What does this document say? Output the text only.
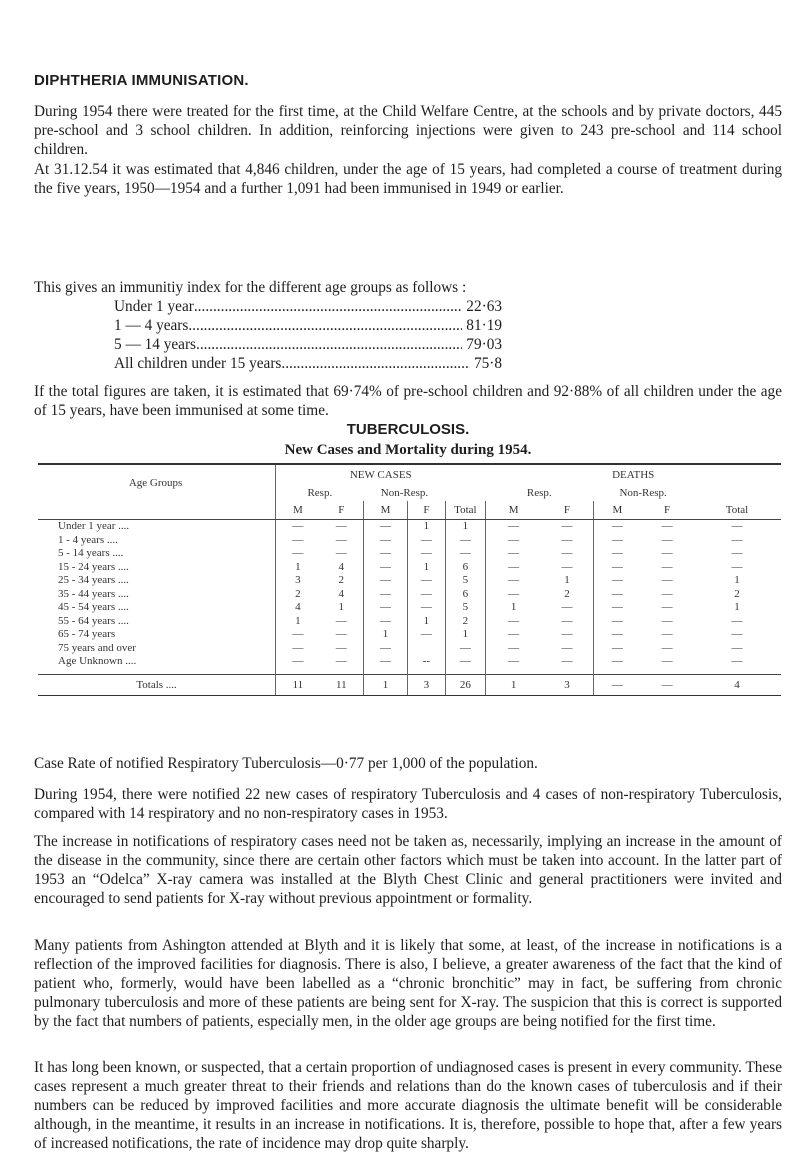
DIPHTHERIA IMMUNISATION.

During 1954 there were treated for the first time, at the Child Welfare Centre, at the schools and by private doctors, 445 pre-school and 3 school children. In addition, reinforcing injections were given to 243 pre-school and 114 school children.

At 31.12.54 it was estimated that 4,846 children, under the age of 15 years, had completed a course of treatment during the five years, 1950—1954 and a further 1,091 had been immunised in 1949 or earlier.

This gives an immunitiy index for the different age groups as follows :

Under 1 year .....	22·63
1 — 4 years .....	81·19
5 — 14 years .....	79·03
All children under 15 years .....	75·8

If the total figures are taken, it is estimated that 69·74% of pre-school children and 92·88% of all children under the age of 15 years, have been immunised at some time.

TUBERCULOSIS.
New Cases and Mortality during 1954.
Age Groups	NEW CASES					DEATHS				
	Resp.		Non-Resp.			Resp.		Non-Resp.		
	M	F	M	F	Total	M	F	M	F	Total
Under 1 year ....	—	—	—	1	1	—	—	—	—	—
1 - 4 years ....	—	—	—	—	—	—	—	—	—	—
5 - 14 years ....	—	—	—	—	—	—	—	—	—	—
15 - 24 years ....	1	4	—	1	6	—	—	—	—	—
25 - 34 years ....	3	2	—	—	5	—	1	—	—	1
35 - 44 years ....	2	4	—	—	6	—	2	—	—	2
45 - 54 years ....	4	1	—	—	5	1	—	—	—	1
55 - 64 years ....	1	—	—	1	2	—	—	—	—	—
65 - 74 years	—	—	1	—	1	—	—	—	—	—
75 years and over	—	—	—		—	—	—	—	—	—
Age Unknown ....	—	—	—	--	—	—	—	—	—	—

Totals ....	11	11	1	3	26	1	3	—	—	4

Case Rate of notified Respiratory Tuberculosis—0·77 per 1,000 of the population.

During 1954, there were notified 22 new cases of respiratory Tuberculosis and 4 cases of non-respiratory Tuberculosis, compared with 14 respiratory and no non-respiratory cases in 1953.

The increase in notifications of respiratory cases need not be taken as, necessarily, implying an increase in the amount of the disease in the community, since there are certain other factors which must be taken into account. In the latter part of 1953 an “Odelca” X-ray camera was installed at the Blyth Chest Clinic and general practitioners were invited and encouraged to send patients for X-ray without previous appointment or formality.

Many patients from Ashington attended at Blyth and it is likely that some, at least, of the increase in notifications is a reflection of the improved facilities for diagnosis. There is also, I believe, a greater awareness of the fact that the kind of patient who, formerly, would have been labelled as a “chronic bronchitic” may in fact, be suffering from chronic pulmonary tuberculosis and more of these patients are being sent for X-ray. The suspicion that this is correct is supported by the fact that numbers of patients, especially men, in the older age groups are being notified for the first time.

It has long been known, or suspected, that a certain proportion of undiagnosed cases is present in every community. These cases represent a much greater threat to their friends and relations than do the known cases of tuberculosis and if their numbers can be reduced by improved facilities and more accurate diagnosis the ultimate benefit will be considerable although, in the meantime, it results in an increase in notifications. It is, therefore, possible to hope that, after a few years of increased notifications, the rate of incidence may drop quite sharply.
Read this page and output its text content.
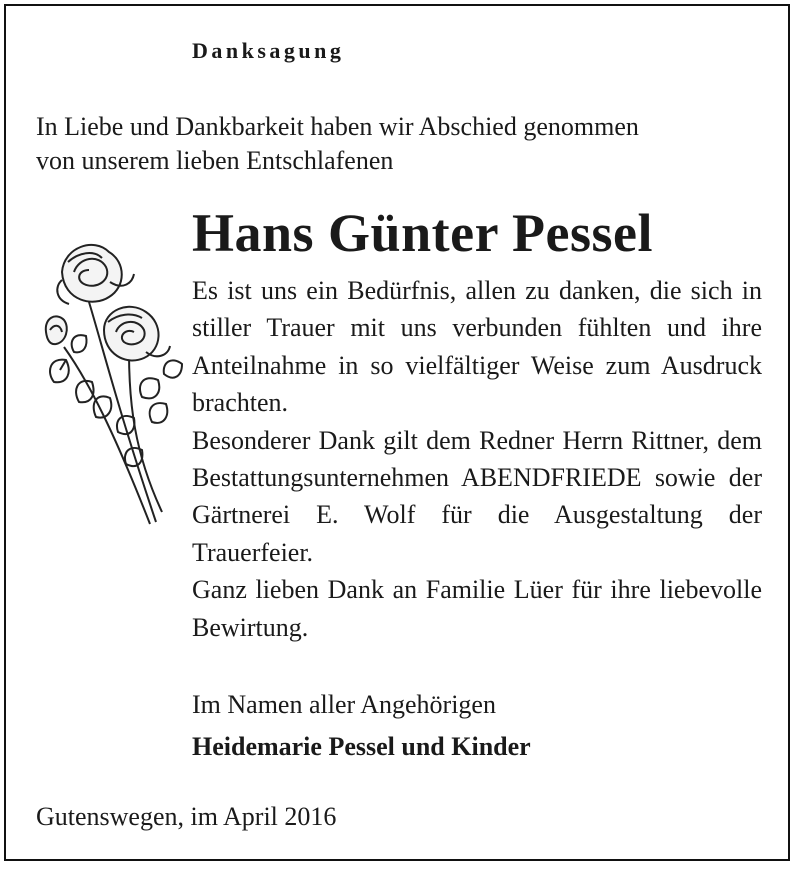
Danksagung
In Liebe und Dankbarkeit haben wir Abschied genommen
von unserem lieben Entschlafenen
Hans Günter Pessel

Es ist uns ein Bedürfnis, allen zu danken, die sich in stiller Trauer mit uns verbunden fühlten und ihre Anteilnahme in so vielfältiger Weise zum Ausdruck brachten.

Besonderer Dank gilt dem Redner Herrn Rittner, dem Bestattungsunternehmen ABENDFRIEDE sowie der Gärtnerei E. Wolf für die Ausgestaltung der Trauerfeier.

Ganz lieben Dank an Familie Lüer für ihre liebevolle Bewirtung.

Im Namen aller Angehörigen
Heidemarie Pessel und Kinder
Gutenswegen, im April 2016
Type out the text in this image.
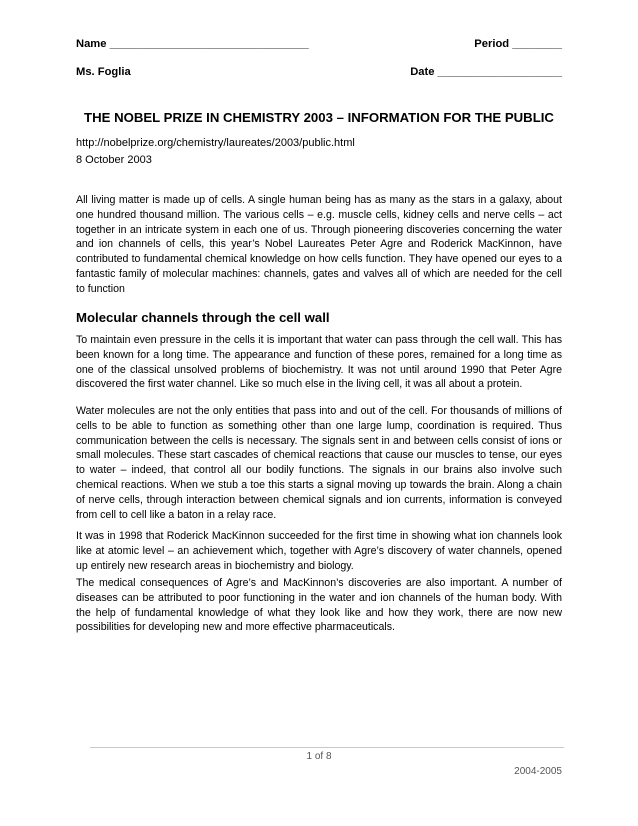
Name ________________________________	Period ________
Ms. Foglia	Date ____________________
THE NOBEL PRIZE IN CHEMISTRY 2003 – INFORMATION FOR THE PUBLIC
http://nobelprize.org/chemistry/laureates/2003/public.html
8 October 2003

All living matter is made up of cells. A single human being has as many as the stars in a galaxy, about one hundred thousand million. The various cells – e.g. muscle cells, kidney cells and nerve cells – act together in an intricate system in each one of us. Through pioneering discoveries concerning the water and ion channels of cells, this year’s Nobel Laureates Peter Agre and Roderick MacKinnon, have contributed to fundamental chemical knowledge on how cells function. They have opened our eyes to a fantastic family of molecular machines: channels, gates and valves all of which are needed for the cell to function

Molecular channels through the cell wall

To maintain even pressure in the cells it is important that water can pass through the cell wall. This has been known for a long time. The appearance and function of these pores, remained for a long time as one of the classical unsolved problems of biochemistry. It was not until around 1990 that Peter Agre discovered the first water channel. Like so much else in the living cell, it was all about a protein.

Water molecules are not the only entities that pass into and out of the cell. For thousands of millions of cells to be able to function as something other than one large lump, coordination is required. Thus communication between the cells is necessary. The signals sent in and between cells consist of ions or small molecules. These start cascades of chemical reactions that cause our muscles to tense, our eyes to water – indeed, that control all our bodily functions. The signals in our brains also involve such chemical reactions. When we stub a toe this starts a signal moving up towards the brain. Along a chain of nerve cells, through interaction between chemical signals and ion currents, information is conveyed from cell to cell like a baton in a relay race.

It was in 1998 that Roderick MacKinnon succeeded for the first time in showing what ion channels look like at atomic level – an achievement which, together with Agre’s discovery of water channels, opened up entirely new research areas in biochemistry and biology.

The medical consequences of Agre’s and MacKinnon’s discoveries are also important. A number of diseases can be attributed to poor functioning in the water and ion channels of the human body. With the help of fundamental knowledge of what they look like and how they work, there are now new possibilities for developing new and more effective pharmaceuticals.

1 of 8
2004-2005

= = =

▸ What the task requires: The listing above should be returned word for word, with pictures omitted.

▸ Written reply:
What does this document say? Output the text only.
DIPHTHERIA IMMUNISATION.

During 1954 there were treated for the first time, at the Child Welfare Centre, at the schools and by private doctors, 445 pre-school and 3 school children. In addition, reinforcing injections were given to 243 pre-school and 114 school children.

At 31.12.54 it was estimated that 4,846 children, under the age of 15 years, had completed a course of treatment during the five years, 1950—1954 and a further 1,091 had been immunised in 1949 or earlier.

This gives an immunitiy index for the different age groups as follows :

Under 1 year .....	22·63
1 — 4 years .....	81·19
5 — 14 years .....	79·03
All children under 15 years .....	75·8

If the total figures are taken, it is estimated that 69·74% of pre-school children and 92·88% of all children under the age of 15 years, have been immunised at some time.

TUBERCULOSIS.
New Cases and Mortality during 1954.
Age Groups	NEW CASES					DEATHS				
	Resp.		Non-Resp.			Resp.		Non-Resp.		
	M	F	M	F	Total	M	F	M	F	Total
Under 1 year ....	—	—	—	1	1	—	—	—	—	—
1 - 4 years ....	—	—	—	—	—	—	—	—	—	—
5 - 14 years ....	—	—	—	—	—	—	—	—	—	—
15 - 24 years ....	1	4	—	1	6	—	—	—	—	—
25 - 34 years ....	3	2	—	—	5	—	1	—	—	1
35 - 44 years ....	2	4	—	—	6	—	2	—	—	2
45 - 54 years ....	4	1	—	—	5	1	—	—	—	1
55 - 64 years ....	1	—	—	1	2	—	—	—	—	—
65 - 74 years	—	—	1	—	1	—	—	—	—	—
75 years and over	—	—	—		—	—	—	—	—	—
Age Unknown ....	—	—	—	--	—	—	—	—	—	—

Totals ....	11	11	1	3	26	1	3	—	—	4

Case Rate of notified Respiratory Tuberculosis—0·77 per 1,000 of the population.

During 1954, there were notified 22 new cases of respiratory Tuberculosis and 4 cases of non-respiratory Tuberculosis, compared with 14 respiratory and no non-respiratory cases in 1953.

The increase in notifications of respiratory cases need not be taken as, necessarily, implying an increase in the amount of the disease in the community, since there are certain other factors which must be taken into account. In the latter part of 1953 an “Odelca” X-ray camera was installed at the Blyth Chest Clinic and general practitioners were invited and encouraged to send patients for X-ray without previous appointment or formality.

Many patients from Ashington attended at Blyth and it is likely that some, at least, of the increase in notifications is a reflection of the improved facilities for diagnosis. There is also, I believe, a greater awareness of the fact that the kind of patient who, formerly, would have been labelled as a “chronic bronchitic” may in fact, be suffering from chronic pulmonary tuberculosis and more of these patients are being sent for X-ray. The suspicion that this is correct is supported by the fact that numbers of patients, especially men, in the older age groups are being notified for the first time.

It has long been known, or suspected, that a certain proportion of undiagnosed cases is present in every community. These cases represent a much greater threat to their friends and relations than do the known cases of tuberculosis and if their numbers can be reduced by improved facilities and more accurate diagnosis the ultimate benefit will be considerable although, in the meantime, it results in an increase in notifications. It is, therefore, possible to hope that, after a few years of increased notifications, the rate of incidence may drop quite sharply.
Read this page and output its text content.
Danksagung
In Liebe und Dankbarkeit haben wir Abschied genommen
von unserem lieben Entschlafenen
Hans Günter Pessel

Es ist uns ein Bedürfnis, allen zu danken, die sich in stiller Trauer mit uns verbunden fühlten und ihre Anteilnahme in so vielfältiger Weise zum Ausdruck brachten.

Besonderer Dank gilt dem Redner Herrn Rittner, dem Bestattungsunternehmen ABENDFRIEDE sowie der Gärtnerei E. Wolf für die Ausgestaltung der Trauerfeier.

Ganz lieben Dank an Familie Lüer für ihre liebevolle Bewirtung.

Im Namen aller Angehörigen
Heidemarie Pessel und Kinder
Gutenswegen, im April 2016
Type out the text in this image.
Name ________________________________	Period ________
Ms. Foglia	Date ____________________
THE NOBEL PRIZE IN CHEMISTRY 2003 – INFORMATION FOR THE PUBLIC
http://nobelprize.org/chemistry/laureates/2003/public.html
8 October 2003

All living matter is made up of cells. A single human being has as many as the stars in a galaxy, about one hundred thousand million. The various cells – e.g. muscle cells, kidney cells and nerve cells – act together in an intricate system in each one of us. Through pioneering discoveries concerning the water and ion channels of cells, this year’s Nobel Laureates Peter Agre and Roderick MacKinnon, have contributed to fundamental chemical knowledge on how cells function. They have opened our eyes to a fantastic family of molecular machines: channels, gates and valves all of which are needed for the cell to function

Molecular channels through the cell wall

To maintain even pressure in the cells it is important that water can pass through the cell wall. This has been known for a long time. The appearance and function of these pores, remained for a long time as one of the classical unsolved problems of biochemistry. It was not until around 1990 that Peter Agre discovered the first water channel. Like so much else in the living cell, it was all about a protein.

Water molecules are not the only entities that pass into and out of the cell. For thousands of millions of cells to be able to function as something other than one large lump, coordination is required. Thus communication between the cells is necessary. The signals sent in and between cells consist of ions or small molecules. These start cascades of chemical reactions that cause our muscles to tense, our eyes to water – indeed, that control all our bodily functions. The signals in our brains also involve such chemical reactions. When we stub a toe this starts a signal moving up towards the brain. Along a chain of nerve cells, through interaction between chemical signals and ion currents, information is conveyed from cell to cell like a baton in a relay race.

It was in 1998 that Roderick MacKinnon succeeded for the first time in showing what ion channels look like at atomic level – an achievement which, together with Agre’s discovery of water channels, opened up entirely new research areas in biochemistry and biology.

The medical consequences of Agre’s and MacKinnon’s discoveries are also important. A number of diseases can be attributed to poor functioning in the water and ion channels of the human body. With the help of fundamental knowledge of what they look like and how they work, there are now new possibilities for developing new and more effective pharmaceuticals.

1 of 8
2004-2005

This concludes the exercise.